GIVEN TASK - Extract each line from the entries below that has the string "Isotropy" in it.

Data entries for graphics
◆ ◆ ◆ ◆ ◆

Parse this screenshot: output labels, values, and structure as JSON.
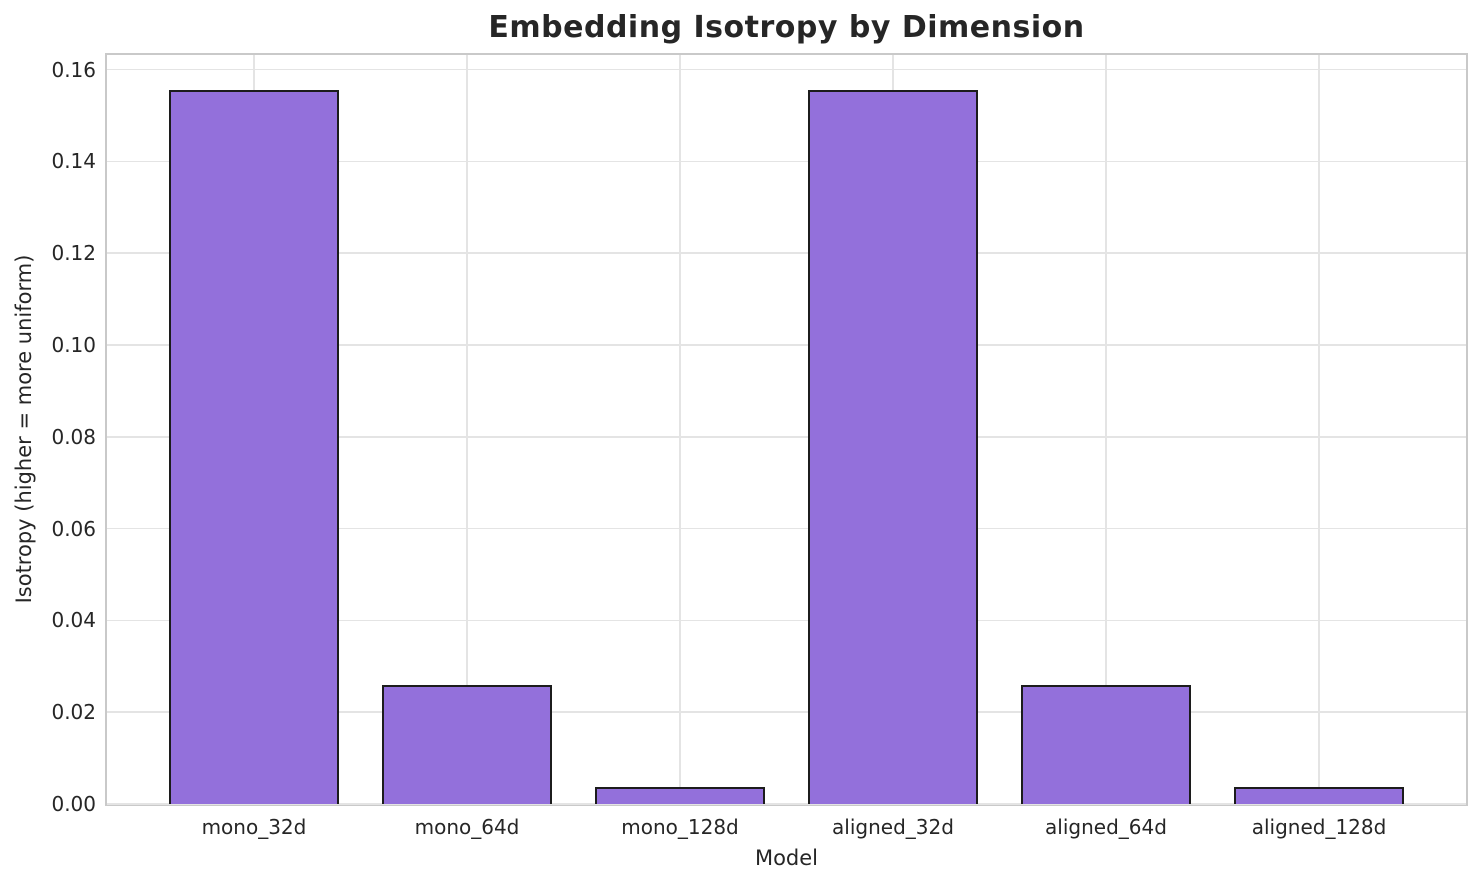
{
  "chart_data": {
    "type": "bar",
    "title": "Embedding Isotropy by Dimension",
    "xlabel": "Model",
    "ylabel": "Isotropy (higher = more uniform)",
    "categories": [
      "mono_32d",
      "mono_64d",
      "mono_128d",
      "aligned_32d",
      "aligned_64d",
      "aligned_128d"
    ],
    "values": [
      0.1555,
      0.0259,
      0.0036,
      0.1555,
      0.0259,
      0.0036
    ],
    "ylim": [
      0,
      0.1632
    ],
    "yticks": [
      0.0,
      0.02,
      0.04,
      0.06,
      0.08,
      0.1,
      0.12,
      0.14,
      0.16
    ],
    "ytick_labels": [
      "0.00",
      "0.02",
      "0.04",
      "0.06",
      "0.08",
      "0.10",
      "0.12",
      "0.14",
      "0.16"
    ],
    "grid": "both",
    "legend": "none",
    "bar_width_fraction": 0.8,
    "colors": {
      "bar_fill": "#9370DB",
      "bar_edge": "#1c1c1c",
      "grid": "#e4e4e4",
      "spine": "#c9c9c9",
      "text": "#262626",
      "background": "#ffffff"
    }
  }
}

◆ ◆ ◆ ◆ ◆

EXERCISE RESULT -
    "title": "Embedding Isotropy by Dimension",
    "ylabel": "Isotropy (higher = more uniform)",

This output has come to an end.